*Work to be completed:* Search the material for the word "this" and copy each line that holds it.

*Dataset entries:*
------------------------------------

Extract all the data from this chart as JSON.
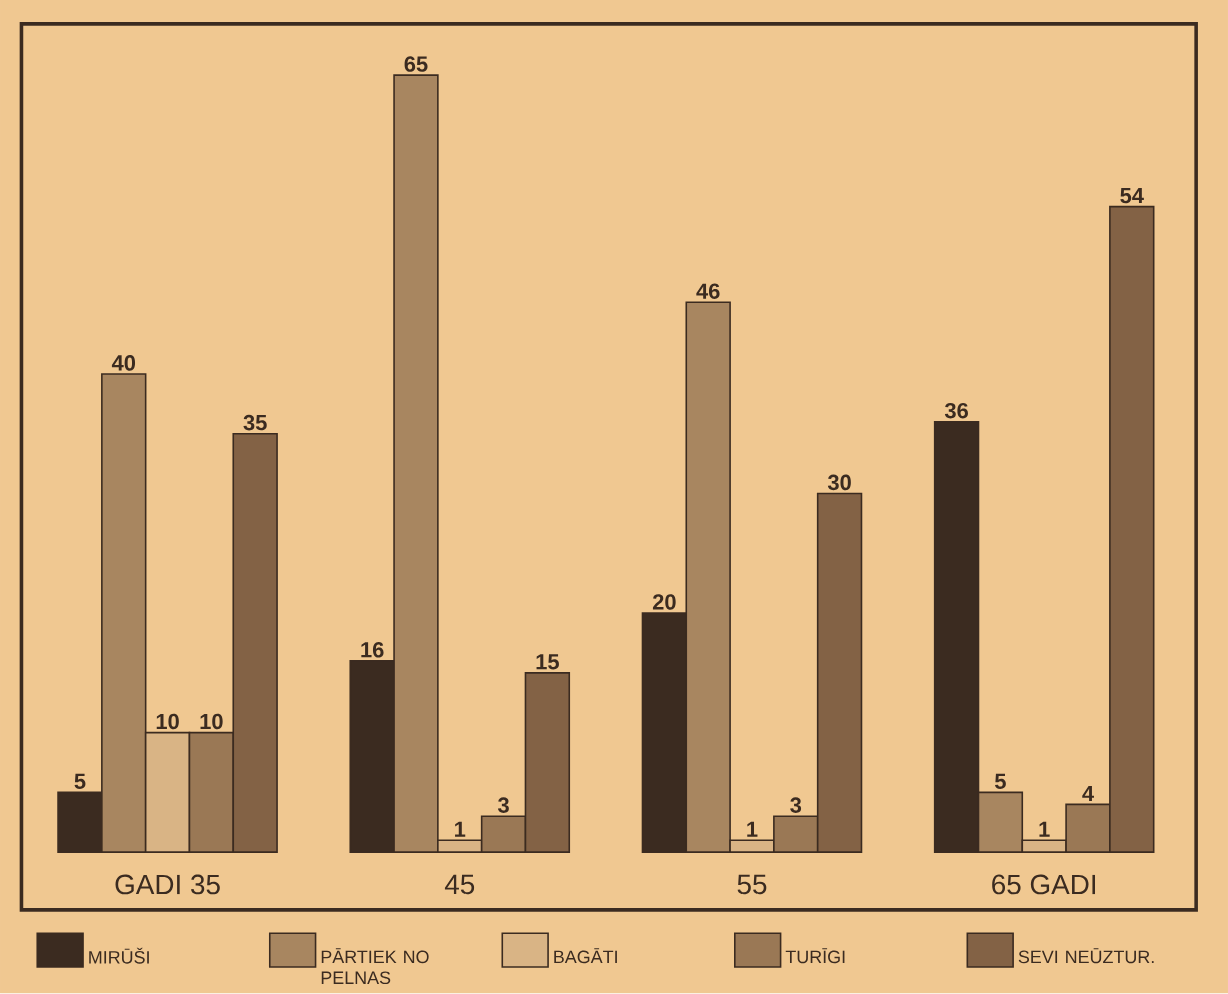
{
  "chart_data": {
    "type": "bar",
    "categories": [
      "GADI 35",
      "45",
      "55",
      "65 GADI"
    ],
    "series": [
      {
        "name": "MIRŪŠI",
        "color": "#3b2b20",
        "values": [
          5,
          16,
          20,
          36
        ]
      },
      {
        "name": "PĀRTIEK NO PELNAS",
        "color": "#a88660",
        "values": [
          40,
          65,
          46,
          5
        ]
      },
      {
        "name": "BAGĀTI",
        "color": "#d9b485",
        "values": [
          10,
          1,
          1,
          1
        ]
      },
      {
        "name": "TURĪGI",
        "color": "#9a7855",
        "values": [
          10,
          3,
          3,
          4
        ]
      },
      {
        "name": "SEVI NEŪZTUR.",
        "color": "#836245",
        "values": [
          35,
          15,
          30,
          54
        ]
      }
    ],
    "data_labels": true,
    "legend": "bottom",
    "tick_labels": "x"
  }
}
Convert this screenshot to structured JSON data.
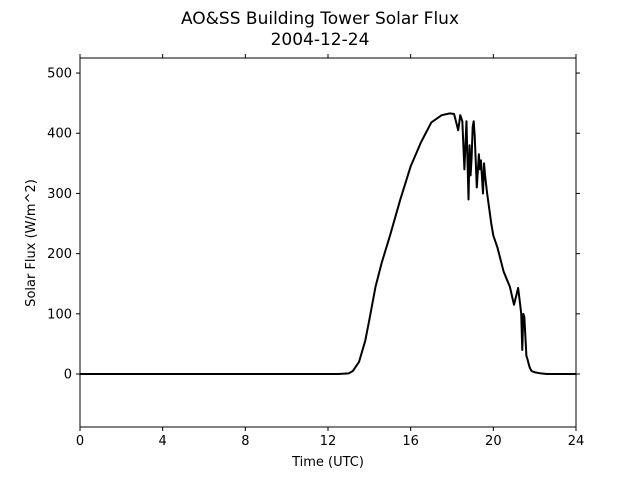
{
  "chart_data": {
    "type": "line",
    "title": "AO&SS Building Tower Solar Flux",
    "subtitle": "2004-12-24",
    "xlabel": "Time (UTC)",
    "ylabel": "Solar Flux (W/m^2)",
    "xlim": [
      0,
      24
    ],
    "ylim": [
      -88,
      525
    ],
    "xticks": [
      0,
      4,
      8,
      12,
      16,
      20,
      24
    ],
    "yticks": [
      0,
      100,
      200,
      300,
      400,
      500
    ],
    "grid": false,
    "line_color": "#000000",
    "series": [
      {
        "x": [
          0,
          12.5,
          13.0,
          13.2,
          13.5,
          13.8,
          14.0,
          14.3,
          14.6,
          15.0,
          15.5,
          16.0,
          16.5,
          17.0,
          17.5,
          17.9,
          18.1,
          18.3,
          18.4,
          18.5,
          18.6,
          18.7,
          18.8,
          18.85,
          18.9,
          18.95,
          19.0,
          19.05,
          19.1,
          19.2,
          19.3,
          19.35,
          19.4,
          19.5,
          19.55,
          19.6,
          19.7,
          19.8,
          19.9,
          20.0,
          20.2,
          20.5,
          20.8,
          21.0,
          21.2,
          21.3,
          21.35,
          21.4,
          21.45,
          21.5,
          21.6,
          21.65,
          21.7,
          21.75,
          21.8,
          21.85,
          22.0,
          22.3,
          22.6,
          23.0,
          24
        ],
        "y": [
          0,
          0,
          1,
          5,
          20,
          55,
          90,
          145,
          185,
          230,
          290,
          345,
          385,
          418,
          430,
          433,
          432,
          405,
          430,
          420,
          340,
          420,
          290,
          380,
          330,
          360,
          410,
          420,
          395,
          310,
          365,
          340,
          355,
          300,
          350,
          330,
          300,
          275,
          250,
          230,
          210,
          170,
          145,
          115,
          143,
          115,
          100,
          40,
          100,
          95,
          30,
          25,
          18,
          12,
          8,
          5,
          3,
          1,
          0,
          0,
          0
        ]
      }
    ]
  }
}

------------------------------------

*Reply:*
Extract all the data from this chart as JSON.
Convert this screenshot to structured JSON data.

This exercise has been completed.